> **EXERCISE GOAL**
Write the records out again, keeping each line exactly as it is.

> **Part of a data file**

┌──

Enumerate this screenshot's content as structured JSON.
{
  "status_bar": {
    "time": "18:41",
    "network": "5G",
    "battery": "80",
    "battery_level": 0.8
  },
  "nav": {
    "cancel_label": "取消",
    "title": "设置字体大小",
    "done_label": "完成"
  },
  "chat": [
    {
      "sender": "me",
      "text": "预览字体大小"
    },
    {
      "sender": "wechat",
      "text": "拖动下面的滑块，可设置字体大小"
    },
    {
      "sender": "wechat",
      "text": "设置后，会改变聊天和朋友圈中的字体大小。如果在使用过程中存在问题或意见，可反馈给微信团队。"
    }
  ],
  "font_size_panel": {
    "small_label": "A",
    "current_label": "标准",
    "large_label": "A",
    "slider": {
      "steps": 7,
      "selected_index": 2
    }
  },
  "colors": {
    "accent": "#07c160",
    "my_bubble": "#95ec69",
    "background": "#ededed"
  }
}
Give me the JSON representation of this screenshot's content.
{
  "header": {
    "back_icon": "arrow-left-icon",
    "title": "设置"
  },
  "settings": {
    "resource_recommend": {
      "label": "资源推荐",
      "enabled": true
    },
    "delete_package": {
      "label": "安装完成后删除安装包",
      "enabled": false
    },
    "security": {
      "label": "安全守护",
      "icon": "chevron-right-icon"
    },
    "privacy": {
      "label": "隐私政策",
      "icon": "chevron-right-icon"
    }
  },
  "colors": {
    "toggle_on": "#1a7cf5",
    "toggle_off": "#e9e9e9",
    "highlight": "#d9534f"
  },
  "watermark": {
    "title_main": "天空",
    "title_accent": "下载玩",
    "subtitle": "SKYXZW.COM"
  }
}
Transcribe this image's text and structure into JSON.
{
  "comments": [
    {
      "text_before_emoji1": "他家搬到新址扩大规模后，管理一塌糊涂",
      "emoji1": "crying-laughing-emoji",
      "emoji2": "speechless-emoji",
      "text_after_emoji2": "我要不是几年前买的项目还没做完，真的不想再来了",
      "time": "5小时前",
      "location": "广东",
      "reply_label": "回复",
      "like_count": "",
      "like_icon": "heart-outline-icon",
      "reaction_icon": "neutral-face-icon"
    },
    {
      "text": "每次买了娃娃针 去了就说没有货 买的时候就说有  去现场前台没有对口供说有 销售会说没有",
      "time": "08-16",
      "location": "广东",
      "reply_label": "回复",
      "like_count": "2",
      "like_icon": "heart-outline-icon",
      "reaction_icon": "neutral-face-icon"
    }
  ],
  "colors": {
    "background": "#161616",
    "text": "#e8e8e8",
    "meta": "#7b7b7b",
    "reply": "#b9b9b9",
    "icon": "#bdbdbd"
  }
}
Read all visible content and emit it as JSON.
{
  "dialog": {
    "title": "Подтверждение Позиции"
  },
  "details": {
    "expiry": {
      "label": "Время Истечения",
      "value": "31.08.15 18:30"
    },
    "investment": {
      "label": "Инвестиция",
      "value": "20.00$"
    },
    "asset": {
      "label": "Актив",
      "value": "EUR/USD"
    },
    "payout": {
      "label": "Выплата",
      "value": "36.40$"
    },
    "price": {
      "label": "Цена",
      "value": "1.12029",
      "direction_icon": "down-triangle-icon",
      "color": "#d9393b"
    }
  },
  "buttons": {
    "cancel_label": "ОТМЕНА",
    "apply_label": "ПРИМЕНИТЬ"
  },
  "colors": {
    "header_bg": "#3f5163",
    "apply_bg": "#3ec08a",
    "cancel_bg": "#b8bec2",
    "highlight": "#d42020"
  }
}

└──

> **RESPONSE TO THIS TASK**
Enumerate this screenshot's content as structured JSON.
{
  "status_bar": {
    "time": "18:41",
    "network": "5G",
    "battery": "80",
    "battery_level": 0.8
  },
  "nav": {
    "cancel_label": "取消",
    "title": "设置字体大小",
    "done_label": "完成"
  },
  "chat": [
    {
      "sender": "me",
      "text": "预览字体大小"
    },
    {
      "sender": "wechat",
      "text": "拖动下面的滑块，可设置字体大小"
    },
    {
      "sender": "wechat",
      "text": "设置后，会改变聊天和朋友圈中的字体大小。如果在使用过程中存在问题或意见，可反馈给微信团队。"
    }
  ],
  "font_size_panel": {
    "small_label": "A",
    "current_label": "标准",
    "large_label": "A",
    "slider": {
      "steps": 7,
      "selected_index": 2
    }
  },
  "colors": {
    "accent": "#07c160",
    "my_bubble": "#95ec69",
    "background": "#ededed"
  }
}
Give me the JSON representation of this screenshot's content.
{
  "header": {
    "back_icon": "arrow-left-icon",
    "title": "设置"
  },
  "settings": {
    "resource_recommend": {
      "label": "资源推荐",
      "enabled": true
    },
    "delete_package": {
      "label": "安装完成后删除安装包",
      "enabled": false
    },
    "security": {
      "label": "安全守护",
      "icon": "chevron-right-icon"
    },
    "privacy": {
      "label": "隐私政策",
      "icon": "chevron-right-icon"
    }
  },
  "colors": {
    "toggle_on": "#1a7cf5",
    "toggle_off": "#e9e9e9",
    "highlight": "#d9534f"
  },
  "watermark": {
    "title_main": "天空",
    "title_accent": "下载玩",
    "subtitle": "SKYXZW.COM"
  }
}
Transcribe this image's text and structure into JSON.
{
  "comments": [
    {
      "text_before_emoji1": "他家搬到新址扩大规模后，管理一塌糊涂",
      "emoji1": "crying-laughing-emoji",
      "emoji2": "speechless-emoji",
      "text_after_emoji2": "我要不是几年前买的项目还没做完，真的不想再来了",
      "time": "5小时前",
      "location": "广东",
      "reply_label": "回复",
      "like_count": "",
      "like_icon": "heart-outline-icon",
      "reaction_icon": "neutral-face-icon"
    },
    {
      "text": "每次买了娃娃针 去了就说没有货 买的时候就说有  去现场前台没有对口供说有 销售会说没有",
      "time": "08-16",
      "location": "广东",
      "reply_label": "回复",
      "like_count": "2",
      "like_icon": "heart-outline-icon",
      "reaction_icon": "neutral-face-icon"
    }
  ],
  "colors": {
    "background": "#161616",
    "text": "#e8e8e8",
    "meta": "#7b7b7b",
    "reply": "#b9b9b9",
    "icon": "#bdbdbd"
  }
}
Read all visible content and emit it as JSON.
{
  "dialog": {
    "title": "Подтверждение Позиции"
  },
  "details": {
    "expiry": {
      "label": "Время Истечения",
      "value": "31.08.15 18:30"
    },
    "investment": {
      "label": "Инвестиция",
      "value": "20.00$"
    },
    "asset": {
      "label": "Актив",
      "value": "EUR/USD"
    },
    "payout": {
      "label": "Выплата",
      "value": "36.40$"
    },
    "price": {
      "label": "Цена",
      "value": "1.12029",
      "direction_icon": "down-triangle-icon",
      "color": "#d9393b"
    }
  },
  "buttons": {
    "cancel_label": "ОТМЕНА",
    "apply_label": "ПРИМЕНИТЬ"
  },
  "colors": {
    "header_bg": "#3f5163",
    "apply_bg": "#3ec08a",
    "cancel_bg": "#b8bec2",
    "highlight": "#d42020"
  }
}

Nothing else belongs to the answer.